WHAT YOU SHOULD DO ▸ Output every line of the material exactly, omitting images.

---+---

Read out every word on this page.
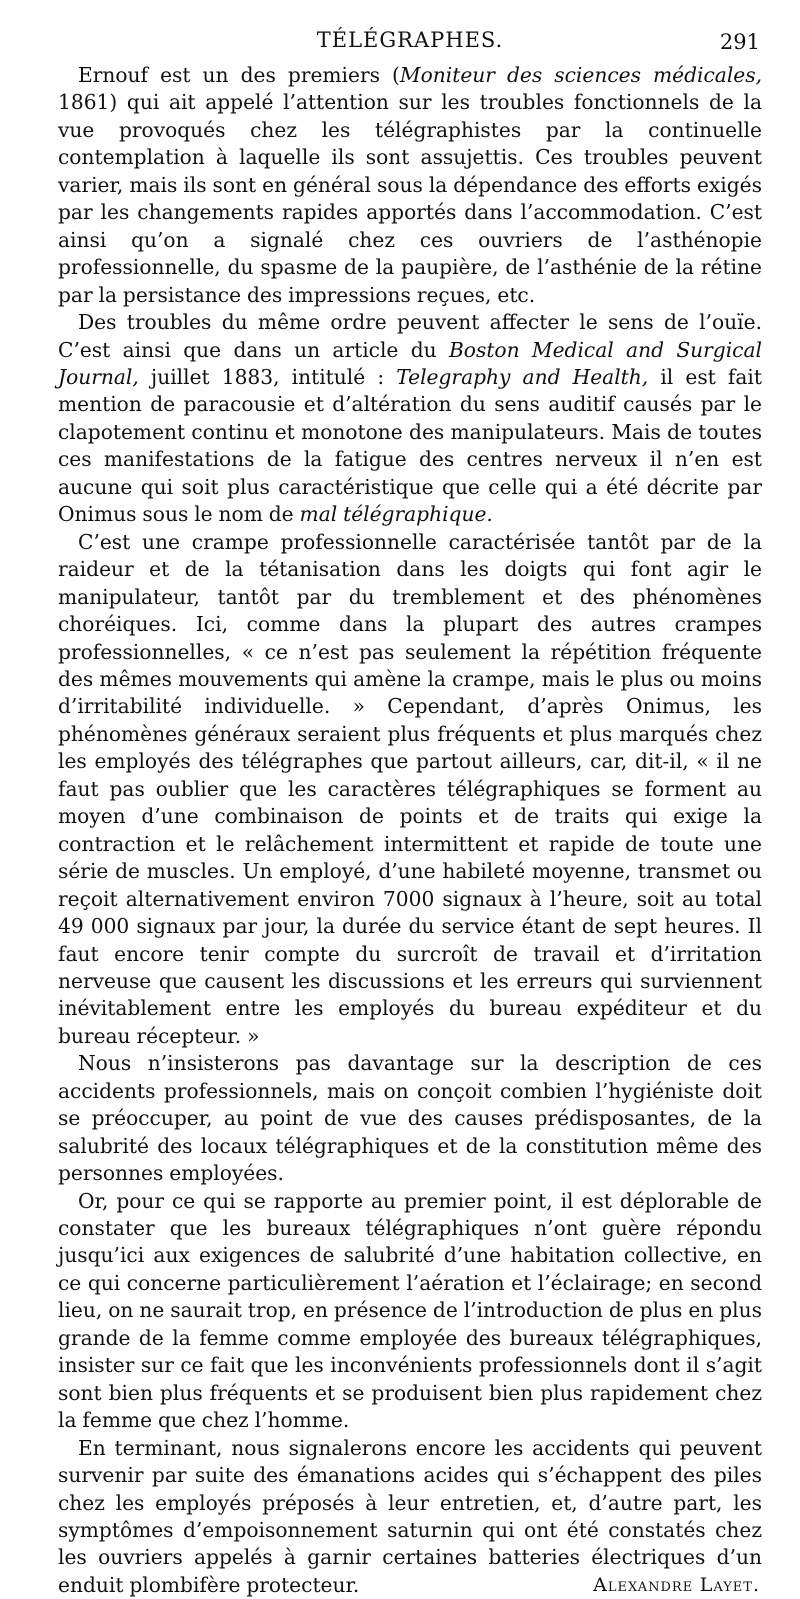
TÉLÉGRAPHES.	291

Ernouf est un des premiers (Moniteur des sciences médicales, 1861) qui ait appelé l’attention sur les troubles fonctionnels de la vue provoqués chez les télégraphistes par la continuelle contemplation à laquelle ils sont assujettis. Ces troubles peuvent varier, mais ils sont en général sous la dépendance des efforts exigés par les changements rapides apportés dans l’accommodation. C’est ainsi qu’on a signalé chez ces ouvriers de l’asthénopie professionnelle, du spasme de la paupière, de l’asthénie de la rétine par la persistance des impressions reçues, etc.

Des troubles du même ordre peuvent affecter le sens de l’ouïe. C’est ainsi que dans un article du Boston Medical and Surgical Journal, juillet 1883, intitulé : Telegraphy and Health, il est fait mention de paracousie et d’altération du sens auditif causés par le clapotement continu et monotone des manipulateurs. Mais de toutes ces manifestations de la fatigue des centres nerveux il n’en est aucune qui soit plus caractéristique que celle qui a été décrite par Onimus sous le nom de mal télégraphique.

C’est une crampe professionnelle caractérisée tantôt par de la raideur et de la tétanisation dans les doigts qui font agir le manipulateur, tantôt par du tremblement et des phénomènes choréiques. Ici, comme dans la plupart des autres crampes professionnelles, « ce n’est pas seulement la répétition fréquente des mêmes mouvements qui amène la crampe, mais le plus ou moins d’irritabilité individuelle. » Cependant, d’après Onimus, les phénomènes généraux seraient plus fréquents et plus marqués chez les employés des télégraphes que partout ailleurs, car, dit-il, « il ne faut pas oublier que les caractères télégraphiques se forment au moyen d’une combinaison de points et de traits qui exige la contraction et le relâchement intermittent et rapide de toute une série de muscles. Un employé, d’une habileté moyenne, transmet ou reçoit alternativement environ 7000 signaux à l’heure, soit au total 49 000 signaux par jour, la durée du service étant de sept heures. Il faut encore tenir compte du surcroît de travail et d’irritation nerveuse que causent les discussions et les erreurs qui surviennent inévitablement entre les employés du bureau expéditeur et du bureau récepteur. »

Nous n’insisterons pas davantage sur la description de ces accidents professionnels, mais on conçoit combien l’hygiéniste doit se préoccuper, au point de vue des causes prédisposantes, de la salubrité des locaux télégraphiques et de la constitution même des personnes employées.

Or, pour ce qui se rapporte au premier point, il est déplorable de constater que les bureaux télégraphiques n’ont guère répondu jusqu’ici aux exigences de salubrité d’une habitation collective, en ce qui concerne particulièrement l’aération et l’éclairage; en second lieu, on ne saurait trop, en présence de l’introduction de plus en plus grande de la femme comme employée des bureaux télégraphiques, insister sur ce fait que les inconvénients professionnels dont il s’agit sont bien plus fréquents et se produisent bien plus rapidement chez la femme que chez l’homme.

En terminant, nous signalerons encore les accidents qui peuvent survenir par suite des émanations acides qui s’échappent des piles chez les employés préposés à leur entretien, et, d’autre part, les symptômes d’empoisonnement saturnin qui ont été constatés chez les ouvriers appelés à garnir certaines batteries électriques d’un enduit plombifère protecteur.	Alexandre Layet.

---+---

SOLUTION FOR THIS EXERCISE ▸
Read out every word on this page.
TÉLÉGRAPHES.	291

Ernouf est un des premiers (Moniteur des sciences médicales, 1861) qui ait appelé l’attention sur les troubles fonctionnels de la vue provoqués chez les télégraphistes par la continuelle contemplation à laquelle ils sont assujettis. Ces troubles peuvent varier, mais ils sont en général sous la dépendance des efforts exigés par les changements rapides apportés dans l’accommodation. C’est ainsi qu’on a signalé chez ces ouvriers de l’asthénopie professionnelle, du spasme de la paupière, de l’asthénie de la rétine par la persistance des impressions reçues, etc.

Des troubles du même ordre peuvent affecter le sens de l’ouïe. C’est ainsi que dans un article du Boston Medical and Surgical Journal, juillet 1883, intitulé : Telegraphy and Health, il est fait mention de paracousie et d’altération du sens auditif causés par le clapotement continu et monotone des manipulateurs. Mais de toutes ces manifestations de la fatigue des centres nerveux il n’en est aucune qui soit plus caractéristique que celle qui a été décrite par Onimus sous le nom de mal télégraphique.

C’est une crampe professionnelle caractérisée tantôt par de la raideur et de la tétanisation dans les doigts qui font agir le manipulateur, tantôt par du tremblement et des phénomènes choréiques. Ici, comme dans la plupart des autres crampes professionnelles, « ce n’est pas seulement la répétition fréquente des mêmes mouvements qui amène la crampe, mais le plus ou moins d’irritabilité individuelle. » Cependant, d’après Onimus, les phénomènes généraux seraient plus fréquents et plus marqués chez les employés des télégraphes que partout ailleurs, car, dit-il, « il ne faut pas oublier que les caractères télégraphiques se forment au moyen d’une combinaison de points et de traits qui exige la contraction et le relâchement intermittent et rapide de toute une série de muscles. Un employé, d’une habileté moyenne, transmet ou reçoit alternativement environ 7000 signaux à l’heure, soit au total 49 000 signaux par jour, la durée du service étant de sept heures. Il faut encore tenir compte du surcroît de travail et d’irritation nerveuse que causent les discussions et les erreurs qui surviennent inévitablement entre les employés du bureau expéditeur et du bureau récepteur. »

Nous n’insisterons pas davantage sur la description de ces accidents professionnels, mais on conçoit combien l’hygiéniste doit se préoccuper, au point de vue des causes prédisposantes, de la salubrité des locaux télégraphiques et de la constitution même des personnes employées.

Or, pour ce qui se rapporte au premier point, il est déplorable de constater que les bureaux télégraphiques n’ont guère répondu jusqu’ici aux exigences de salubrité d’une habitation collective, en ce qui concerne particulièrement l’aération et l’éclairage; en second lieu, on ne saurait trop, en présence de l’introduction de plus en plus grande de la femme comme employée des bureaux télégraphiques, insister sur ce fait que les inconvénients professionnels dont il s’agit sont bien plus fréquents et se produisent bien plus rapidement chez la femme que chez l’homme.

En terminant, nous signalerons encore les accidents qui peuvent survenir par suite des émanations acides qui s’échappent des piles chez les employés préposés à leur entretien, et, d’autre part, les symptômes d’empoisonnement saturnin qui ont été constatés chez les ouvriers appelés à garnir certaines batteries électriques d’un enduit plombifère protecteur.	Alexandre Layet.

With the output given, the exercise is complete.